## BEGIN

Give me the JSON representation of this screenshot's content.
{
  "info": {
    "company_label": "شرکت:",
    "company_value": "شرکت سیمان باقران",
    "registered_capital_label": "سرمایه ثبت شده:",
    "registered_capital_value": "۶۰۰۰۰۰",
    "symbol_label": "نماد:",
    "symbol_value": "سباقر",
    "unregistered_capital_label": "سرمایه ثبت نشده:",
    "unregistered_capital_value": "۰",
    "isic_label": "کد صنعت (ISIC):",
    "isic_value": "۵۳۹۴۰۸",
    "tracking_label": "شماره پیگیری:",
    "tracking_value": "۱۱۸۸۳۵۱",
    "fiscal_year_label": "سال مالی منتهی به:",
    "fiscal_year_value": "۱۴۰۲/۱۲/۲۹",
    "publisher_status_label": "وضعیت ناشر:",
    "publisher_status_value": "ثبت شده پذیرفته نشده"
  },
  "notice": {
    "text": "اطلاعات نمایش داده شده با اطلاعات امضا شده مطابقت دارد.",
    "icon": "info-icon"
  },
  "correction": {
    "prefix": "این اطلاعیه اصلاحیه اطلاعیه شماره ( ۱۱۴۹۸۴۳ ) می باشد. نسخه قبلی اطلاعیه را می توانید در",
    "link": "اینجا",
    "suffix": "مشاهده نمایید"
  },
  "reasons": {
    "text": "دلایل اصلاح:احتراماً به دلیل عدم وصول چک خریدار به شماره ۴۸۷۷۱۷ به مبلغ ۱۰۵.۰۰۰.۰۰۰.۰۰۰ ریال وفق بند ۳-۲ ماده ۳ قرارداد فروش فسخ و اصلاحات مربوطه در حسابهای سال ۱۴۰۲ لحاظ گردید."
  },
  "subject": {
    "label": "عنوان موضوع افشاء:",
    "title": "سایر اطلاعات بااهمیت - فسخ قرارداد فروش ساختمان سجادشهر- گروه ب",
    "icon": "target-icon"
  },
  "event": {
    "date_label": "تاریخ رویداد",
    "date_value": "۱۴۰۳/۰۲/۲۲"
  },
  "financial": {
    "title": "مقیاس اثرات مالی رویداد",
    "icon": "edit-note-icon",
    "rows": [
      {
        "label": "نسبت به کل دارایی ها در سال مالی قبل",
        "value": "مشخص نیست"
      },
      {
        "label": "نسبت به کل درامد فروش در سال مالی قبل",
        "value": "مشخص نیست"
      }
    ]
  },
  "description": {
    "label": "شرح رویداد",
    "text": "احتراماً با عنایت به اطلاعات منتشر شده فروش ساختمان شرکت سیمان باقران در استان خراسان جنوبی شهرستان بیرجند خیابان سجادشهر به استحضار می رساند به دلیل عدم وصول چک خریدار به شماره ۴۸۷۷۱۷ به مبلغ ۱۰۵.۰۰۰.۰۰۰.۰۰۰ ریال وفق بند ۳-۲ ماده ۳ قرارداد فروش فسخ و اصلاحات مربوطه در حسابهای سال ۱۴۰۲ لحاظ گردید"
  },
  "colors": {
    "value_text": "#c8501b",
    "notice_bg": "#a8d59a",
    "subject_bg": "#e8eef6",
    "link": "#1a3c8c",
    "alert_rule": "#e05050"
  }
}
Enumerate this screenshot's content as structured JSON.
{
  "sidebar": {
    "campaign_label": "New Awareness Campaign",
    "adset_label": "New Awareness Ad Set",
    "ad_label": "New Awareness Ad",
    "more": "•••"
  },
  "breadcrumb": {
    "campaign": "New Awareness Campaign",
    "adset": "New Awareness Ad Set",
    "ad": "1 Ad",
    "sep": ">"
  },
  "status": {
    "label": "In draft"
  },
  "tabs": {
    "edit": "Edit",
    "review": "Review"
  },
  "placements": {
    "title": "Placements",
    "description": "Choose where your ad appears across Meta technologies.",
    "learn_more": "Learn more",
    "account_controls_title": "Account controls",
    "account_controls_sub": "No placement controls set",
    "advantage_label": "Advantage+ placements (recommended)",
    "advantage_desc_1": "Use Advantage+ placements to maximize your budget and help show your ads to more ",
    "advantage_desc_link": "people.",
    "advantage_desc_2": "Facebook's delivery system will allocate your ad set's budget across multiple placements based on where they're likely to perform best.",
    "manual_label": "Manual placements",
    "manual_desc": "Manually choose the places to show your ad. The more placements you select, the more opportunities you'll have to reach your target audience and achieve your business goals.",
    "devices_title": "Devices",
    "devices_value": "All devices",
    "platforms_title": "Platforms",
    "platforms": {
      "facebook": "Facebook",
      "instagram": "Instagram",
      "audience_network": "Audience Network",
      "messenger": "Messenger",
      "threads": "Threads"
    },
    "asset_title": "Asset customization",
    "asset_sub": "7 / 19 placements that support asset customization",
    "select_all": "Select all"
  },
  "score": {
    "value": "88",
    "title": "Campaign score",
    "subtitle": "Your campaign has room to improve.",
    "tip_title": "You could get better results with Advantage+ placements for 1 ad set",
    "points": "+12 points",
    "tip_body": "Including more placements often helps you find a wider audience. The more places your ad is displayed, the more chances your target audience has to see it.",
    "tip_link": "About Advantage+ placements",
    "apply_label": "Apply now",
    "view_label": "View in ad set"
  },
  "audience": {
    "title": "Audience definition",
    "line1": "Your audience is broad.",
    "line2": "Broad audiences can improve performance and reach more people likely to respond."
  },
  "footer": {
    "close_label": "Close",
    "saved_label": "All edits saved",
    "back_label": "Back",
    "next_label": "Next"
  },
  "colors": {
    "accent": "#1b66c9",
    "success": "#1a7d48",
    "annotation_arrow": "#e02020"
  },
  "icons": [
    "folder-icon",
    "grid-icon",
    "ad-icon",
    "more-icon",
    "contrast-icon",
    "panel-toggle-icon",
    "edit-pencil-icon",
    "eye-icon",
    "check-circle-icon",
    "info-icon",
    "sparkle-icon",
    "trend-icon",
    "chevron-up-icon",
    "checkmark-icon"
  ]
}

## END

• [WHAT IS NEEDED]: Output the records verbatim, from the first line to the last.

• [SOLUTION FOR THIS PROBLEM]:
Give me the JSON representation of this screenshot's content.
{
  "info": {
    "company_label": "شرکت:",
    "company_value": "شرکت سیمان باقران",
    "registered_capital_label": "سرمایه ثبت شده:",
    "registered_capital_value": "۶۰۰۰۰۰",
    "symbol_label": "نماد:",
    "symbol_value": "سباقر",
    "unregistered_capital_label": "سرمایه ثبت نشده:",
    "unregistered_capital_value": "۰",
    "isic_label": "کد صنعت (ISIC):",
    "isic_value": "۵۳۹۴۰۸",
    "tracking_label": "شماره پیگیری:",
    "tracking_value": "۱۱۸۸۳۵۱",
    "fiscal_year_label": "سال مالی منتهی به:",
    "fiscal_year_value": "۱۴۰۲/۱۲/۲۹",
    "publisher_status_label": "وضعیت ناشر:",
    "publisher_status_value": "ثبت شده پذیرفته نشده"
  },
  "notice": {
    "text": "اطلاعات نمایش داده شده با اطلاعات امضا شده مطابقت دارد.",
    "icon": "info-icon"
  },
  "correction": {
    "prefix": "این اطلاعیه اصلاحیه اطلاعیه شماره ( ۱۱۴۹۸۴۳ ) می باشد. نسخه قبلی اطلاعیه را می توانید در",
    "link": "اینجا",
    "suffix": "مشاهده نمایید"
  },
  "reasons": {
    "text": "دلایل اصلاح:احتراماً به دلیل عدم وصول چک خریدار به شماره ۴۸۷۷۱۷ به مبلغ ۱۰۵.۰۰۰.۰۰۰.۰۰۰ ریال وفق بند ۳-۲ ماده ۳ قرارداد فروش فسخ و اصلاحات مربوطه در حسابهای سال ۱۴۰۲ لحاظ گردید."
  },
  "subject": {
    "label": "عنوان موضوع افشاء:",
    "title": "سایر اطلاعات بااهمیت - فسخ قرارداد فروش ساختمان سجادشهر- گروه ب",
    "icon": "target-icon"
  },
  "event": {
    "date_label": "تاریخ رویداد",
    "date_value": "۱۴۰۳/۰۲/۲۲"
  },
  "financial": {
    "title": "مقیاس اثرات مالی رویداد",
    "icon": "edit-note-icon",
    "rows": [
      {
        "label": "نسبت به کل دارایی ها در سال مالی قبل",
        "value": "مشخص نیست"
      },
      {
        "label": "نسبت به کل درامد فروش در سال مالی قبل",
        "value": "مشخص نیست"
      }
    ]
  },
  "description": {
    "label": "شرح رویداد",
    "text": "احتراماً با عنایت به اطلاعات منتشر شده فروش ساختمان شرکت سیمان باقران در استان خراسان جنوبی شهرستان بیرجند خیابان سجادشهر به استحضار می رساند به دلیل عدم وصول چک خریدار به شماره ۴۸۷۷۱۷ به مبلغ ۱۰۵.۰۰۰.۰۰۰.۰۰۰ ریال وفق بند ۳-۲ ماده ۳ قرارداد فروش فسخ و اصلاحات مربوطه در حسابهای سال ۱۴۰۲ لحاظ گردید"
  },
  "colors": {
    "value_text": "#c8501b",
    "notice_bg": "#a8d59a",
    "subject_bg": "#e8eef6",
    "link": "#1a3c8c",
    "alert_rule": "#e05050"
  }
}
Enumerate this screenshot's content as structured JSON.
{
  "sidebar": {
    "campaign_label": "New Awareness Campaign",
    "adset_label": "New Awareness Ad Set",
    "ad_label": "New Awareness Ad",
    "more": "•••"
  },
  "breadcrumb": {
    "campaign": "New Awareness Campaign",
    "adset": "New Awareness Ad Set",
    "ad": "1 Ad",
    "sep": ">"
  },
  "status": {
    "label": "In draft"
  },
  "tabs": {
    "edit": "Edit",
    "review": "Review"
  },
  "placements": {
    "title": "Placements",
    "description": "Choose where your ad appears across Meta technologies.",
    "learn_more": "Learn more",
    "account_controls_title": "Account controls",
    "account_controls_sub": "No placement controls set",
    "advantage_label": "Advantage+ placements (recommended)",
    "advantage_desc_1": "Use Advantage+ placements to maximize your budget and help show your ads to more ",
    "advantage_desc_link": "people.",
    "advantage_desc_2": "Facebook's delivery system will allocate your ad set's budget across multiple placements based on where they're likely to perform best.",
    "manual_label": "Manual placements",
    "manual_desc": "Manually choose the places to show your ad. The more placements you select, the more opportunities you'll have to reach your target audience and achieve your business goals.",
    "devices_title": "Devices",
    "devices_value": "All devices",
    "platforms_title": "Platforms",
    "platforms": {
      "facebook": "Facebook",
      "instagram": "Instagram",
      "audience_network": "Audience Network",
      "messenger": "Messenger",
      "threads": "Threads"
    },
    "asset_title": "Asset customization",
    "asset_sub": "7 / 19 placements that support asset customization",
    "select_all": "Select all"
  },
  "score": {
    "value": "88",
    "title": "Campaign score",
    "subtitle": "Your campaign has room to improve.",
    "tip_title": "You could get better results with Advantage+ placements for 1 ad set",
    "points": "+12 points",
    "tip_body": "Including more placements often helps you find a wider audience. The more places your ad is displayed, the more chances your target audience has to see it.",
    "tip_link": "About Advantage+ placements",
    "apply_label": "Apply now",
    "view_label": "View in ad set"
  },
  "audience": {
    "title": "Audience definition",
    "line1": "Your audience is broad.",
    "line2": "Broad audiences can improve performance and reach more people likely to respond."
  },
  "footer": {
    "close_label": "Close",
    "saved_label": "All edits saved",
    "back_label": "Back",
    "next_label": "Next"
  },
  "colors": {
    "accent": "#1b66c9",
    "success": "#1a7d48",
    "annotation_arrow": "#e02020"
  },
  "icons": [
    "folder-icon",
    "grid-icon",
    "ad-icon",
    "more-icon",
    "contrast-icon",
    "panel-toggle-icon",
    "edit-pencil-icon",
    "eye-icon",
    "check-circle-icon",
    "info-icon",
    "sparkle-icon",
    "trend-icon",
    "chevron-up-icon",
    "checkmark-icon"
  ]
}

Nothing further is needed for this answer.